Figure content listings ▸
####################

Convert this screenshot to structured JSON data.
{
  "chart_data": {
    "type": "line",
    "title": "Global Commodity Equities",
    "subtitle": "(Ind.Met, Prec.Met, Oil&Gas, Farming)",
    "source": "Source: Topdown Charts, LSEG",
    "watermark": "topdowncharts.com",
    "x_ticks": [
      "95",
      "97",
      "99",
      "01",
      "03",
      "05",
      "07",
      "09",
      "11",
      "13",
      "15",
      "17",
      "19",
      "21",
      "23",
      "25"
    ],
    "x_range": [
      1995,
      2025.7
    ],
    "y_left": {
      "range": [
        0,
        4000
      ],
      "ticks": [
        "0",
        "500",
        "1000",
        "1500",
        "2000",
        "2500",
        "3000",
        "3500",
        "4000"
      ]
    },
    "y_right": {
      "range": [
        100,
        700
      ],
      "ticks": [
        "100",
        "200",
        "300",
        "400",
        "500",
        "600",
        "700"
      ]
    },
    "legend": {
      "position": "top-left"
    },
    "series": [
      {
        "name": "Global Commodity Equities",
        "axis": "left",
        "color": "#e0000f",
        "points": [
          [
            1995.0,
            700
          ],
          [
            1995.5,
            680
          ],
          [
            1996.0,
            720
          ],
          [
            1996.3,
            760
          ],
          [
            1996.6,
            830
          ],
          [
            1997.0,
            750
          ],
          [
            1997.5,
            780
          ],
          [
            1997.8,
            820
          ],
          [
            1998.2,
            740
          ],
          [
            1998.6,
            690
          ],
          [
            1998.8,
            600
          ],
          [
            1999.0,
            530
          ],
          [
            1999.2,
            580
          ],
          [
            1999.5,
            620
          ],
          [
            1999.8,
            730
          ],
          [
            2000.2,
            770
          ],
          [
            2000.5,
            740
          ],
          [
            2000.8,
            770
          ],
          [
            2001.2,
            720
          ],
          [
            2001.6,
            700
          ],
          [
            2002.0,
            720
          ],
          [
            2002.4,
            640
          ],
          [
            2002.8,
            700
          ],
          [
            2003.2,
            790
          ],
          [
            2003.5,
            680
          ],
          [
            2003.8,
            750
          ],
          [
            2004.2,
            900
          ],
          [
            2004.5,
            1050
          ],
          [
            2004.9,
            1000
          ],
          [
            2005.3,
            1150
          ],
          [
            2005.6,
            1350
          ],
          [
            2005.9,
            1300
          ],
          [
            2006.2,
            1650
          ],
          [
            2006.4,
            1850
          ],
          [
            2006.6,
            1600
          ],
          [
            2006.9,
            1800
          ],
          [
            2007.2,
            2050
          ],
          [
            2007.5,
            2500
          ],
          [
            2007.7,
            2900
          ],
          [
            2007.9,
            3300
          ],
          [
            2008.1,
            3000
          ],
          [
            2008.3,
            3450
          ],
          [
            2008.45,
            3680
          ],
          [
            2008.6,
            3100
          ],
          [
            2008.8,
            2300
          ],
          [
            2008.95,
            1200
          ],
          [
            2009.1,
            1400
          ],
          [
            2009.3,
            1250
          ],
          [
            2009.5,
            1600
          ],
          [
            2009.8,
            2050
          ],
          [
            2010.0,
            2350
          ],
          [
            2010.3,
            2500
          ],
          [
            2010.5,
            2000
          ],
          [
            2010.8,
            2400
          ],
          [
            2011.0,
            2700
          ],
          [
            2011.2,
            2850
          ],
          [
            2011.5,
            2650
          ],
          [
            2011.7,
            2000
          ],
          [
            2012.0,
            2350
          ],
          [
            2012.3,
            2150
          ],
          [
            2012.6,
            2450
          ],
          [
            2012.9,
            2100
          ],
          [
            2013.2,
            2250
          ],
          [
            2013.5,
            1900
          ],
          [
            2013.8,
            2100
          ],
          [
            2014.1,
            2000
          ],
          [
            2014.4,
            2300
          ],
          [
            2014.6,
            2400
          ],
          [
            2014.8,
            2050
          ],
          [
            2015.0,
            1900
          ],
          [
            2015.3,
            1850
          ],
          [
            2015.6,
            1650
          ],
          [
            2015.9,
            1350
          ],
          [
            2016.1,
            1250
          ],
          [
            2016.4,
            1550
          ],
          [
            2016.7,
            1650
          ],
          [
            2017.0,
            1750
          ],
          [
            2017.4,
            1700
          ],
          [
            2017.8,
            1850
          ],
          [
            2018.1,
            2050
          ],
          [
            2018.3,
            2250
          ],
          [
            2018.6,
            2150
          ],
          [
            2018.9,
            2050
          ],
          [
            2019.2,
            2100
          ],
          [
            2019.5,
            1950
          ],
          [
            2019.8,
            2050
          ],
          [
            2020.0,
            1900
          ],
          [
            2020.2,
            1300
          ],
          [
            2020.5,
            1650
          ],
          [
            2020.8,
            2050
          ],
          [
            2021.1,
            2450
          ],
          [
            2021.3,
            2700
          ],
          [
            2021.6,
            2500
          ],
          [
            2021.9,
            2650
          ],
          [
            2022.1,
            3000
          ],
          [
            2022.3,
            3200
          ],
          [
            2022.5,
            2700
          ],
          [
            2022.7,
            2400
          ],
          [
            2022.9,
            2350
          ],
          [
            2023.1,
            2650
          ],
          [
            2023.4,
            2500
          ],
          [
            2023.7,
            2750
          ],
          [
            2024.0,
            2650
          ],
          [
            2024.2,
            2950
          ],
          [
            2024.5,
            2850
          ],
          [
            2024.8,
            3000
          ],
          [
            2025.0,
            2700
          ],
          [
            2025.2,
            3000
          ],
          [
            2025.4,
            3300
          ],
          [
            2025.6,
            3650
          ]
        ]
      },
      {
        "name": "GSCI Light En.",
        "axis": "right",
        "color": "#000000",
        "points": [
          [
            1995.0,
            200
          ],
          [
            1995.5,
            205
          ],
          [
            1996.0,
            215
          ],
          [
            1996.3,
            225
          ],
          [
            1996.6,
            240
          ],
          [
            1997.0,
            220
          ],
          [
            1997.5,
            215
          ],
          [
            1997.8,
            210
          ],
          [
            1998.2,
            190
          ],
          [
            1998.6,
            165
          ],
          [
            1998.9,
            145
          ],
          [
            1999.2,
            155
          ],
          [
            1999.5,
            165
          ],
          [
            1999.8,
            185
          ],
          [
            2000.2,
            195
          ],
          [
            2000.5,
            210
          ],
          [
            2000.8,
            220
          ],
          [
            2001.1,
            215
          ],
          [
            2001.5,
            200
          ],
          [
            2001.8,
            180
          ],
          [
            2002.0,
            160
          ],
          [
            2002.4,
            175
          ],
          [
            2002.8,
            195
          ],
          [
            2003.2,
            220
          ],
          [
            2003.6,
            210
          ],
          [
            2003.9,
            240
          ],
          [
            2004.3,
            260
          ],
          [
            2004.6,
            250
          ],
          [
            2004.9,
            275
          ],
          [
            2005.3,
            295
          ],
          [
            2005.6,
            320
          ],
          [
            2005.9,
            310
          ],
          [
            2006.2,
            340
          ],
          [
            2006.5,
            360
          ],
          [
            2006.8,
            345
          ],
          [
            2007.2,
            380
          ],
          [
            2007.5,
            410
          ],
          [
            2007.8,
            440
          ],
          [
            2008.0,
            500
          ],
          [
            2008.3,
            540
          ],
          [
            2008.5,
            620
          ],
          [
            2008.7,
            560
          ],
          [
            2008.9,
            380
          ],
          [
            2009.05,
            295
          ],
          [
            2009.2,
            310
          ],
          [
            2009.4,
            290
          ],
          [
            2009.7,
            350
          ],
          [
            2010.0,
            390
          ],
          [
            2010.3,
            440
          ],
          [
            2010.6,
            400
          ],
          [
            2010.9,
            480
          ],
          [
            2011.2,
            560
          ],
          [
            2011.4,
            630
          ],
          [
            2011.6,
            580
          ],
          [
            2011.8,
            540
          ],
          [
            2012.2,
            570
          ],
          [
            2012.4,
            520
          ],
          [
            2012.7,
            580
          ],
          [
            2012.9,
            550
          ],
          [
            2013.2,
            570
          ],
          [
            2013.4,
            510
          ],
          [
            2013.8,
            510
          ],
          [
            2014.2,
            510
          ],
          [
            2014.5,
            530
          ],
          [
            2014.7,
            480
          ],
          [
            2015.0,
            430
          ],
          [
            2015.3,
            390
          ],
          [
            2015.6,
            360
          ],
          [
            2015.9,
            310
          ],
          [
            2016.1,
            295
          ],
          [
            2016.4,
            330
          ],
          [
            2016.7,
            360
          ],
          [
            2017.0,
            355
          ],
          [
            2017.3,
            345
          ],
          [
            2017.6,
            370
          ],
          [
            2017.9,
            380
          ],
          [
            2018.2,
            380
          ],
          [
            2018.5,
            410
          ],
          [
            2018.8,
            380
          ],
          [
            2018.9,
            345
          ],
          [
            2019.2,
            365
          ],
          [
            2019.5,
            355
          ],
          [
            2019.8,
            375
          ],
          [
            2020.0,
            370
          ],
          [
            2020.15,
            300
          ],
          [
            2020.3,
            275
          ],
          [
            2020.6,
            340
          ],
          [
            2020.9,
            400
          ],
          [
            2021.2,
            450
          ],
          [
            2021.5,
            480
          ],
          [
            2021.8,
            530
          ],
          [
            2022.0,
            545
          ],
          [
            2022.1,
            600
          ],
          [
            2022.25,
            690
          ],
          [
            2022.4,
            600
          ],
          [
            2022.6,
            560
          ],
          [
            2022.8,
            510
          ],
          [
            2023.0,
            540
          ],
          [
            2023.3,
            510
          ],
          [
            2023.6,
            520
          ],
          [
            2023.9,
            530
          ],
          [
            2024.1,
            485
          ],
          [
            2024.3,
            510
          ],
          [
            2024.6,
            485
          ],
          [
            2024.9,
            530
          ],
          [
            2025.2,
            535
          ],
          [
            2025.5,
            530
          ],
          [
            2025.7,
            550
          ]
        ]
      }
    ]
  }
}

####################

Copy each line of the records containing the string "name".

Answer to the task ▸
        "name": "Global Commodity Equities",
        "name": "GSCI Light En.",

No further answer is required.